> **What you have to do**
The answer should be a single number: how many lines of the entries below hold the word "screenshot".

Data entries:
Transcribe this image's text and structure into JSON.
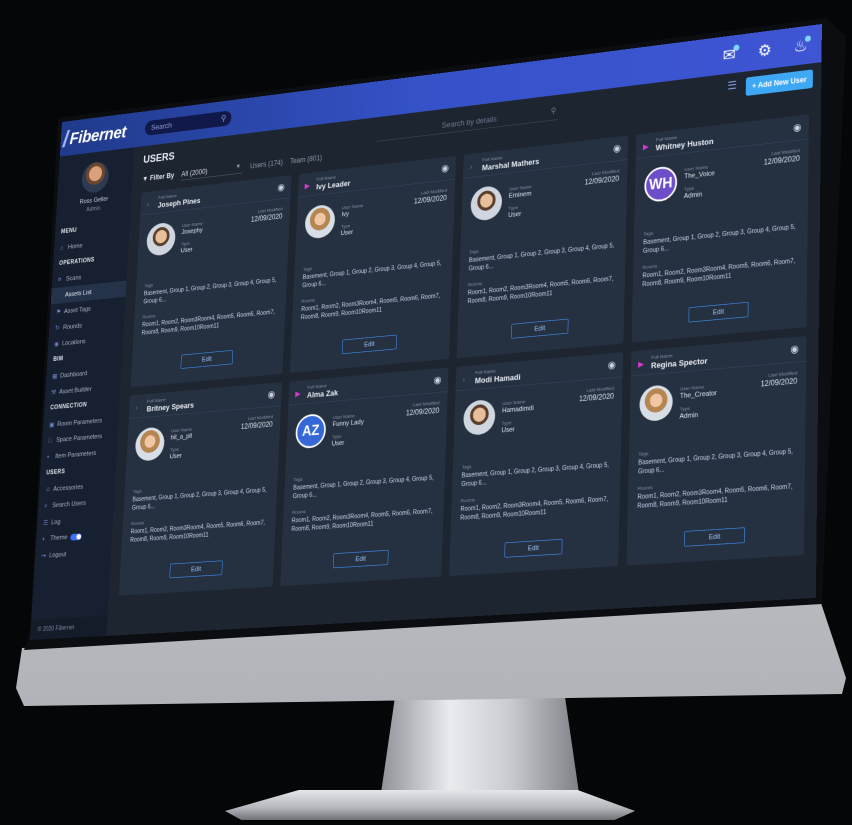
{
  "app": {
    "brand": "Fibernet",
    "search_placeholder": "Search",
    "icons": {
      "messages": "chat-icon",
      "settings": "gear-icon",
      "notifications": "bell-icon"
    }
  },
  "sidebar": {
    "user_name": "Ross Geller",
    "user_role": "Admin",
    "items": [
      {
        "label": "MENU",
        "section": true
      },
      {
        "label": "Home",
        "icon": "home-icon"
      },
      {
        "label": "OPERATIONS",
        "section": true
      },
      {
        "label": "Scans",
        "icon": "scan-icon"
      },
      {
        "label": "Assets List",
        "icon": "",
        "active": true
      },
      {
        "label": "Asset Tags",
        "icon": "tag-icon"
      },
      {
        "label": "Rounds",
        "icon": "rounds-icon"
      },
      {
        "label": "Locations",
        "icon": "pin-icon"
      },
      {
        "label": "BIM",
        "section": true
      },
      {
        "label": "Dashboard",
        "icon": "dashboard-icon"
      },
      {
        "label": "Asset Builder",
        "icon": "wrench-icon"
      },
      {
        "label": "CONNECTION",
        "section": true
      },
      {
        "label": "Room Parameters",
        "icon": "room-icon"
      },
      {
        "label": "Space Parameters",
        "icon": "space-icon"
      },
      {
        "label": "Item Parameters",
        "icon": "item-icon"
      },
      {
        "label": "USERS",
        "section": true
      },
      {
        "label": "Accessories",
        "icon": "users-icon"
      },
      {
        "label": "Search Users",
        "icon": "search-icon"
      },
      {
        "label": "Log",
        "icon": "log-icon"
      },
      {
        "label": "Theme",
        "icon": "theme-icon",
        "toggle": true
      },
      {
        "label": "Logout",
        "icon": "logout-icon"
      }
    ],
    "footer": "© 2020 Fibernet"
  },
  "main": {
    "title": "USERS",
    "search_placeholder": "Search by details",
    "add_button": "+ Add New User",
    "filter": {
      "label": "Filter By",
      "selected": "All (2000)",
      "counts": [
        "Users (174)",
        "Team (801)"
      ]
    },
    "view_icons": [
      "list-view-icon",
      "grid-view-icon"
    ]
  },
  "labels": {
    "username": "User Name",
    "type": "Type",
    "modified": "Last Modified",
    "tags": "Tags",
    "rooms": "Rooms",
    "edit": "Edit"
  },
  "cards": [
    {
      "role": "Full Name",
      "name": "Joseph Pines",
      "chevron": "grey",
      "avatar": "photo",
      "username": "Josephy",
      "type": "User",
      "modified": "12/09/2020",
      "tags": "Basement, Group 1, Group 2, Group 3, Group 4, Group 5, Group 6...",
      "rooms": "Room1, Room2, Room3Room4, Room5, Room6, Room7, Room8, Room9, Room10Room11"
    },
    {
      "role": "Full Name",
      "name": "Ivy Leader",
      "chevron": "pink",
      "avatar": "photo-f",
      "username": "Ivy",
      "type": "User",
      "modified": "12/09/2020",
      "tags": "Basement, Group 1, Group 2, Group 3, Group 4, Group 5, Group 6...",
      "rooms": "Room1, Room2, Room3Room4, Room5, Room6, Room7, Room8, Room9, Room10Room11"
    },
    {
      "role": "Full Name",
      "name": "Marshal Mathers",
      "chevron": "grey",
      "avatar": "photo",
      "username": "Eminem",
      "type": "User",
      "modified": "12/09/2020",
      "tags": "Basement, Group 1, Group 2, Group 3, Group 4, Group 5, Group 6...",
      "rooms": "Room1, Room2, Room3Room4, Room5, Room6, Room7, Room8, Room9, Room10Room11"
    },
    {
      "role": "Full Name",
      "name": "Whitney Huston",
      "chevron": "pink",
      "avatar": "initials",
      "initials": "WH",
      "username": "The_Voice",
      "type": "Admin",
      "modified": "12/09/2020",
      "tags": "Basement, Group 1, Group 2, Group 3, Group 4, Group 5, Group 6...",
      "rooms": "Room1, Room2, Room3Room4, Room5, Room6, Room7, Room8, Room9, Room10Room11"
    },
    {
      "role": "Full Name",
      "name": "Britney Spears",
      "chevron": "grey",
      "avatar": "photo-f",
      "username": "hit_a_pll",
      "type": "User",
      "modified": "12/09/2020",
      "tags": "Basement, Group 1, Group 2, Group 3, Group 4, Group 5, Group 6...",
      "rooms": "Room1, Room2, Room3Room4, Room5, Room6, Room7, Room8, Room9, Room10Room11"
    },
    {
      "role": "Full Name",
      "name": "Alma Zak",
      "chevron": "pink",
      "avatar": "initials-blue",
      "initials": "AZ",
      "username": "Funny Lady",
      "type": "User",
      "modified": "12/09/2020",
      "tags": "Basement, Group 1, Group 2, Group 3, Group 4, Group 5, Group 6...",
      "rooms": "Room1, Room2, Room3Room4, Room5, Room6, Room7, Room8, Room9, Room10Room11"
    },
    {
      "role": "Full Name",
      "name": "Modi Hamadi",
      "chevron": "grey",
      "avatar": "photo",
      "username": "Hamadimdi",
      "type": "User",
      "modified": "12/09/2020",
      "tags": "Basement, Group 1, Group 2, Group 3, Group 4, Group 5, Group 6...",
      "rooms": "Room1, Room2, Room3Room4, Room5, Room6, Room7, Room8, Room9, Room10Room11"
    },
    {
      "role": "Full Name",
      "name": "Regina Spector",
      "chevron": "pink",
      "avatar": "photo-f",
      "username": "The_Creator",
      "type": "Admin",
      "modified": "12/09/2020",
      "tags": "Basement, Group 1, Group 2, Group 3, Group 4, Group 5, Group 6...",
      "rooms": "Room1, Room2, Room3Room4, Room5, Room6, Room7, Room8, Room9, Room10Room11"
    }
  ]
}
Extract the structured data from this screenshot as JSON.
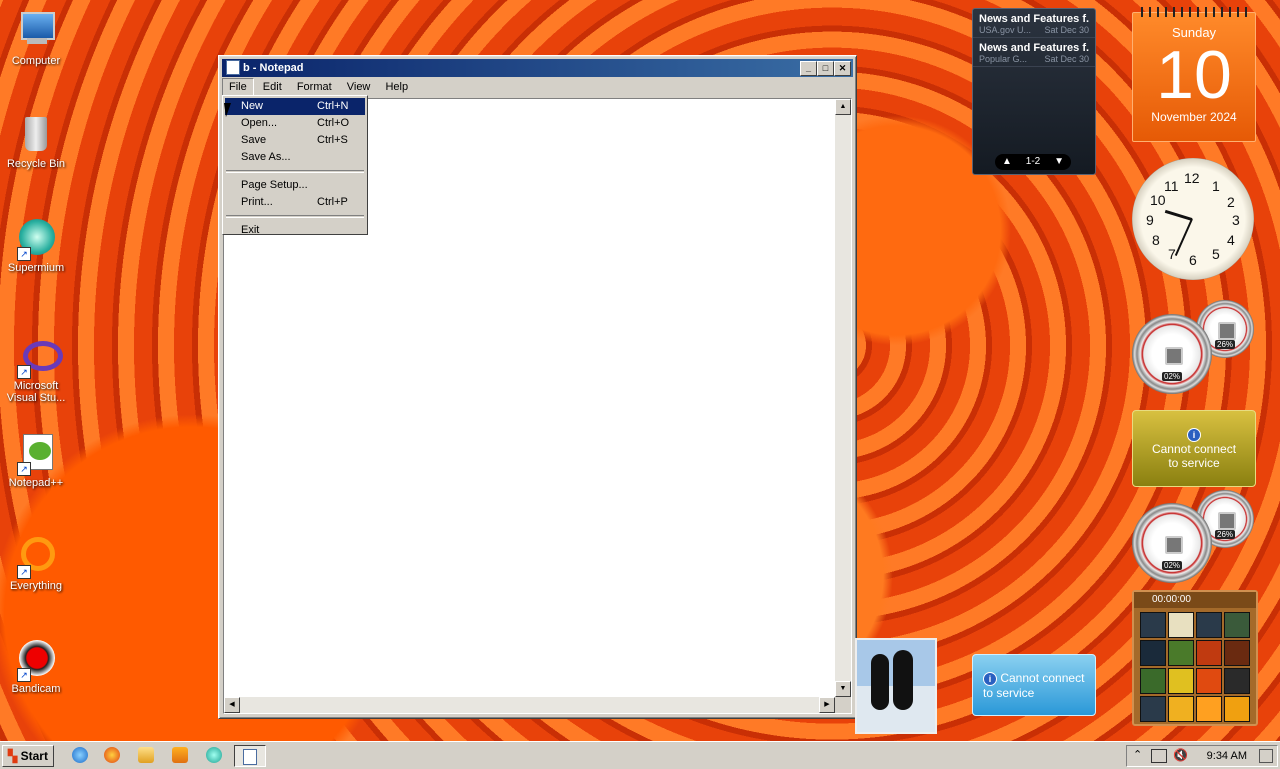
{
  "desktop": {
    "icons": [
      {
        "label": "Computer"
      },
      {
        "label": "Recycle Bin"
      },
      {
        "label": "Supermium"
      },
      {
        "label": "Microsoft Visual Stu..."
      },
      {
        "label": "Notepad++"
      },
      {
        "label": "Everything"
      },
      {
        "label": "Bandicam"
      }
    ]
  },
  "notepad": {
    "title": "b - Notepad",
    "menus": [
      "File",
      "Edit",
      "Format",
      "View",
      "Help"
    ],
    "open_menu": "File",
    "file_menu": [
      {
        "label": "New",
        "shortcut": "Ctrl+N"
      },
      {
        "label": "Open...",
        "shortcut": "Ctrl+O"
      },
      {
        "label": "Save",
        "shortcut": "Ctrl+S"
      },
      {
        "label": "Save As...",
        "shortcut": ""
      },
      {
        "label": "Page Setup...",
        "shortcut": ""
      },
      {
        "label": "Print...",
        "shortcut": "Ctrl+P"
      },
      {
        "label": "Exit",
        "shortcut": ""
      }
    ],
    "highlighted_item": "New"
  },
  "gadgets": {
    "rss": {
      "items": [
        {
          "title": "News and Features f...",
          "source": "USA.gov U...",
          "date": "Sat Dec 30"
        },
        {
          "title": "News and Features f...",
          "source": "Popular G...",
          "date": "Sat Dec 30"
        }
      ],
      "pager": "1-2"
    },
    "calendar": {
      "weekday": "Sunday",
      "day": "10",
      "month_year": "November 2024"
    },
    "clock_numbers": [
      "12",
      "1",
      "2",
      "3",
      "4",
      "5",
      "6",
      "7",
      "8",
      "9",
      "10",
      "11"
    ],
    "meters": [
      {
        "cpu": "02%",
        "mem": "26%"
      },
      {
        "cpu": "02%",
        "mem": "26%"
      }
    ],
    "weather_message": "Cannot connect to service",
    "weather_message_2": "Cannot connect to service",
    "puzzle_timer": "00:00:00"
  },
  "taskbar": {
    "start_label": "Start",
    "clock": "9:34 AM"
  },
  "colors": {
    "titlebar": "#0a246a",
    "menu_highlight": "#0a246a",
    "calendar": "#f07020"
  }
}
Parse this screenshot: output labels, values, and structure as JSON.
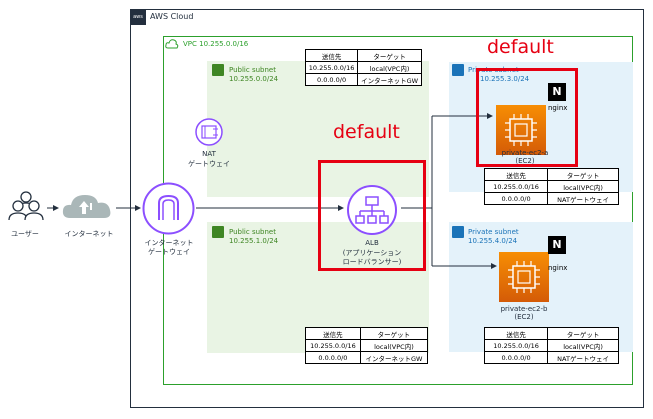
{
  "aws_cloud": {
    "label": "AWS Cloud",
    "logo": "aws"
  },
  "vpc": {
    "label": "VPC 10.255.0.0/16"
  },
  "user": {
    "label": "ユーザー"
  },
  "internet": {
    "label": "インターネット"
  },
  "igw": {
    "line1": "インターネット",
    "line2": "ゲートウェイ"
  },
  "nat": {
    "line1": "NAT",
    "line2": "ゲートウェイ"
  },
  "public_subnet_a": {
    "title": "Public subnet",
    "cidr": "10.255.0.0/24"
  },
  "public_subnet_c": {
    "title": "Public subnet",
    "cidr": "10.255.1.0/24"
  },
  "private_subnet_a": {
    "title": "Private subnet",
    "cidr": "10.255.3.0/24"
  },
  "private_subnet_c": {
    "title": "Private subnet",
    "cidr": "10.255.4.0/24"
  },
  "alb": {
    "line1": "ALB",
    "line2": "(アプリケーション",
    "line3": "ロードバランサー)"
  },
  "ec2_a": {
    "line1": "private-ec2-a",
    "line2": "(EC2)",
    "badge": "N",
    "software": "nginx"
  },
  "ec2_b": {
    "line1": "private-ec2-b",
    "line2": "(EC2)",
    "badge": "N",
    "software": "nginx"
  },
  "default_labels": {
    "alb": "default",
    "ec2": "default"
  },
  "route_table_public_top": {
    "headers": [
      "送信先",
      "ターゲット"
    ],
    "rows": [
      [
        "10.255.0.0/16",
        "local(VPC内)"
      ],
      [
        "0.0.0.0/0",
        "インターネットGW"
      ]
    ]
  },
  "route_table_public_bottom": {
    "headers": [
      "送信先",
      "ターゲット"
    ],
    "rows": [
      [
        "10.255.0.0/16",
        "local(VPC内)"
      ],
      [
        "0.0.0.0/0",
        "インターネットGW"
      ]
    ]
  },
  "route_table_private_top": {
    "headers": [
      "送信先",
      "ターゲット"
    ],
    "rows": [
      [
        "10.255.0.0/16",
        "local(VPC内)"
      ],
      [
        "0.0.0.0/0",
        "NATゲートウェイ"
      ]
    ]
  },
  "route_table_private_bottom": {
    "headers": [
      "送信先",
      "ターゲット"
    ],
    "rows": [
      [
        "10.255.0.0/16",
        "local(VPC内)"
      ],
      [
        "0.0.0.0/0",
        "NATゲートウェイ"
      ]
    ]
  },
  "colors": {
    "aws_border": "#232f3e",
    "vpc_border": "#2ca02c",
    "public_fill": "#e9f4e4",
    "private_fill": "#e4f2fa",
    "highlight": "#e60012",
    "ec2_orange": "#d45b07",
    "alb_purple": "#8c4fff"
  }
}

> **The output**
2